■ **Short problem**
Look through the data below. Collect every line where the word "saisonale" occurs.

■ **Data supplied**

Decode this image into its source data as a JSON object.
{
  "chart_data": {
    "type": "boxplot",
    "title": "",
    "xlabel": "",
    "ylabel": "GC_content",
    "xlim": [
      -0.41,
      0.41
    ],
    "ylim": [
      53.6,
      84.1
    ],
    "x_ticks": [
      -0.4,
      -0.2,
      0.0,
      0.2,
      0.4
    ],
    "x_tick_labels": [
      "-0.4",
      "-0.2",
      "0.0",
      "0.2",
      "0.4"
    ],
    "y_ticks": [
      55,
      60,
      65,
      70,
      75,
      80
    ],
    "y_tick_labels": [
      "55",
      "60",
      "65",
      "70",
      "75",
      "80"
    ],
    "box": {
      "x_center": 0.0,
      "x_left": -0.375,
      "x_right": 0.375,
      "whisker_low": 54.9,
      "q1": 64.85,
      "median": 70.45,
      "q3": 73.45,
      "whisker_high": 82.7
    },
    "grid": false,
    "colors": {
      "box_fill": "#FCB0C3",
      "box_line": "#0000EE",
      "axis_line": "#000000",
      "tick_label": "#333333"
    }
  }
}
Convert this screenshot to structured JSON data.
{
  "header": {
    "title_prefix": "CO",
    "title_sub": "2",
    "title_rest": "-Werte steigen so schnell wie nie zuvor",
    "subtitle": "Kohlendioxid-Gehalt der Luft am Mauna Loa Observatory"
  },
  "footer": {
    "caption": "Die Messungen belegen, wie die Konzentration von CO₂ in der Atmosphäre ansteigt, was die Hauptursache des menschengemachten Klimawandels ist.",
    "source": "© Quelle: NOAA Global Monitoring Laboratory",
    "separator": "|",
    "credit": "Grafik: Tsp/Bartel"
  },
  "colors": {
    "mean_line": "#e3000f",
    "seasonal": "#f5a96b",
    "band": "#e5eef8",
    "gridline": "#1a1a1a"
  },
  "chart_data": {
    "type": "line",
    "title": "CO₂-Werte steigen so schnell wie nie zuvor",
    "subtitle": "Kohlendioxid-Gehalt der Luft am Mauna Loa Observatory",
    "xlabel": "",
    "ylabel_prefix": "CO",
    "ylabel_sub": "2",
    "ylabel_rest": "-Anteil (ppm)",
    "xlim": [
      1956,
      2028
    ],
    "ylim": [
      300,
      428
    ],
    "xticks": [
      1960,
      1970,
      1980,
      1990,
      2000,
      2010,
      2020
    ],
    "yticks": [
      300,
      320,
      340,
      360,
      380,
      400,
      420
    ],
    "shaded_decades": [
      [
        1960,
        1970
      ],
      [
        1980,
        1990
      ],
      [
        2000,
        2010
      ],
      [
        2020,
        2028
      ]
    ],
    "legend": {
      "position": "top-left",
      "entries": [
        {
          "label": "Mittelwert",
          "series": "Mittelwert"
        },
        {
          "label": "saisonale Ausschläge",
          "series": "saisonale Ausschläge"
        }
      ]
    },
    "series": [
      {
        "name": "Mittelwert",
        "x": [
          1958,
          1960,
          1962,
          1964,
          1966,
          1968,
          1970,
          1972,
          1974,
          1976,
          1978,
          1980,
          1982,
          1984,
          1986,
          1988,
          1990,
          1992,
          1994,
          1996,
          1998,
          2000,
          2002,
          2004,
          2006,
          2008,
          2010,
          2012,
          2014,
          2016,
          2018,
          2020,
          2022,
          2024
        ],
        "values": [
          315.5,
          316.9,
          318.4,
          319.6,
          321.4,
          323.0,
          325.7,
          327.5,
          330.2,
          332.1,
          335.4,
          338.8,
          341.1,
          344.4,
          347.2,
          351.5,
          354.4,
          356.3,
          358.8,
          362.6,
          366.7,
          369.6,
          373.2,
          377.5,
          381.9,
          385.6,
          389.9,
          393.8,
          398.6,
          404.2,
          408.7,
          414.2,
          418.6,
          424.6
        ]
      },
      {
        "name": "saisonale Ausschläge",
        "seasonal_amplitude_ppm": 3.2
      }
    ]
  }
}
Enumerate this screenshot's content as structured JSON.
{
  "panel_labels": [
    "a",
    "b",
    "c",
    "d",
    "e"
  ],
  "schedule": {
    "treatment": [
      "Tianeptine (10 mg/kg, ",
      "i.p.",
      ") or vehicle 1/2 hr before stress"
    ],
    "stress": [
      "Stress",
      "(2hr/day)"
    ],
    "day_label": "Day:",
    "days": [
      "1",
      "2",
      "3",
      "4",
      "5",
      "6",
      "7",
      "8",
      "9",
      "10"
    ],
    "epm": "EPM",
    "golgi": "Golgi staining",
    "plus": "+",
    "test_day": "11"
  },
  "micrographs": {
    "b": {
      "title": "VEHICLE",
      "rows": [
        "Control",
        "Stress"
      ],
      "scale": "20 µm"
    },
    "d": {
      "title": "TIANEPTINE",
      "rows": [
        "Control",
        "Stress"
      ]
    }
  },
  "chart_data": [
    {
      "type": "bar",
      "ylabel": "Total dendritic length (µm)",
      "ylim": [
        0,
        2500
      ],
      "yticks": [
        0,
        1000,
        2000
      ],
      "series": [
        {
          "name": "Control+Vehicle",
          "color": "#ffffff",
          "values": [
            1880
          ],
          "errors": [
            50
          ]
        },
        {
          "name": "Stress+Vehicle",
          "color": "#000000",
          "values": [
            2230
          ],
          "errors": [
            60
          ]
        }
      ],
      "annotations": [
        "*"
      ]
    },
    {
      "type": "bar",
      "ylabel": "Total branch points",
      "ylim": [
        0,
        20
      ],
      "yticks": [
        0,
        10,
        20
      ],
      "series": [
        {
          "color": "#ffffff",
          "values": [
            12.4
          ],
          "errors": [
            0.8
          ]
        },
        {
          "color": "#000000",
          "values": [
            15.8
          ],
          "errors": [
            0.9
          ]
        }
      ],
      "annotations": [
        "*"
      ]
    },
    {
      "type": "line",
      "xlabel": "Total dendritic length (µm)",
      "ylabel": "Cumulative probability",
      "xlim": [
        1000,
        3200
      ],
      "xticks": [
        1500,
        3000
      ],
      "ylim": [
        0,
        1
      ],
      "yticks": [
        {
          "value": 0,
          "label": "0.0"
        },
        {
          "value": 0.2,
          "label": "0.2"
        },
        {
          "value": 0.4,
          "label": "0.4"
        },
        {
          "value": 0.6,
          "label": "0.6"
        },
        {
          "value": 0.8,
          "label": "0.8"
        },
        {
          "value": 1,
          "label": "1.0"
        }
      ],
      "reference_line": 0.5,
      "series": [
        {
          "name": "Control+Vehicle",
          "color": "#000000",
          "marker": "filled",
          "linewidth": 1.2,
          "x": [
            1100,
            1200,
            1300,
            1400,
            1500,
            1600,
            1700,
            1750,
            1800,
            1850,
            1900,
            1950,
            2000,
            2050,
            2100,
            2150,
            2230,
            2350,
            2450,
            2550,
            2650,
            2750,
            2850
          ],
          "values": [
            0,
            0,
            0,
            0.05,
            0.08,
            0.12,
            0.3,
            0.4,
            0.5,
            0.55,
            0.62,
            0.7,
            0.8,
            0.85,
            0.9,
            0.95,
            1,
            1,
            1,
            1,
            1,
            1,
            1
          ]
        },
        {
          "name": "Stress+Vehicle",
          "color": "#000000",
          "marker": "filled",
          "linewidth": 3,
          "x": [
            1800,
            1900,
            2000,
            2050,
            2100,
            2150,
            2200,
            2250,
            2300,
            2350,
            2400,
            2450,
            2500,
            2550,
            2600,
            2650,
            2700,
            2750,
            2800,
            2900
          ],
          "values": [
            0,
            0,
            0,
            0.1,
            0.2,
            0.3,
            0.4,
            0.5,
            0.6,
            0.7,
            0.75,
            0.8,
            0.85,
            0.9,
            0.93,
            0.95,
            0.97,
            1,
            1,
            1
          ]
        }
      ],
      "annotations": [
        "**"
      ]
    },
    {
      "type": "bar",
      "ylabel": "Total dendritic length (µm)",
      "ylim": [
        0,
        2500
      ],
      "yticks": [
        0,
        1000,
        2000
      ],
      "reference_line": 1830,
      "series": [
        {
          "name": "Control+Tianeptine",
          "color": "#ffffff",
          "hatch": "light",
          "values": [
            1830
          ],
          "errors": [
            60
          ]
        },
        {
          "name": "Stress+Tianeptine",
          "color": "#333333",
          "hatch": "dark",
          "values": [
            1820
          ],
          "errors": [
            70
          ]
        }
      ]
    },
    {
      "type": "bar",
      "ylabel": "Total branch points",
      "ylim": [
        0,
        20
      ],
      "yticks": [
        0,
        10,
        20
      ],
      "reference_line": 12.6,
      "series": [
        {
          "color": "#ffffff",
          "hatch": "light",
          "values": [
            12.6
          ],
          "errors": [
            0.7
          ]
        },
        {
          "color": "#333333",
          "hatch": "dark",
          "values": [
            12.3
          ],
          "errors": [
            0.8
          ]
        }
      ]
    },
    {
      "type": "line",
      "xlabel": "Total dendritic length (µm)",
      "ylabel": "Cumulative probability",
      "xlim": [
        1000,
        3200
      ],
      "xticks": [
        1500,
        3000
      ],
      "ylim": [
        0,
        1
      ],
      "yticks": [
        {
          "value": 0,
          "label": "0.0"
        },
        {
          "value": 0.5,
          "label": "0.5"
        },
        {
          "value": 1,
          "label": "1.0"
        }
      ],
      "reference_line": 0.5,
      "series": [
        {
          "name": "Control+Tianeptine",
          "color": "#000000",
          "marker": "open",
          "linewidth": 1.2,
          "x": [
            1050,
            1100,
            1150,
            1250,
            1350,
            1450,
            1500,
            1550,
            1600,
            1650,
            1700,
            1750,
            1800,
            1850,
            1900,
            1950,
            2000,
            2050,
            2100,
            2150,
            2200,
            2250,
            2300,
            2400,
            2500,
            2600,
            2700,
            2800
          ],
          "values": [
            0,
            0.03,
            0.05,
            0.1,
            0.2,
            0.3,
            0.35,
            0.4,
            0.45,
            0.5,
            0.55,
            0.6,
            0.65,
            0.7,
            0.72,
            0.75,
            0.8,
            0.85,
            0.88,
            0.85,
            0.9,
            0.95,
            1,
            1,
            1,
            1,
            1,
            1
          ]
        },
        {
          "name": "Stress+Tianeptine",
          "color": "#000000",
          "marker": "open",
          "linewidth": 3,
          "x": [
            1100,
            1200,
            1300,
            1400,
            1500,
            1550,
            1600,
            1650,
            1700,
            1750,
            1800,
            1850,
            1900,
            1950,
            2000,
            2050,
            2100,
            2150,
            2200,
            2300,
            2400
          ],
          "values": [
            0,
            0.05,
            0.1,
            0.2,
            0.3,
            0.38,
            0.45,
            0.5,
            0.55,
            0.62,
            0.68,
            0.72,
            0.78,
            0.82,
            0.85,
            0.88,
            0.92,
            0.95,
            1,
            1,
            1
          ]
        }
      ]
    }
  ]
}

■ **Response to this task**
          "label": "saisonale Ausschläge",
          "series": "saisonale Ausschläge"
        "name": "saisonale Ausschläge",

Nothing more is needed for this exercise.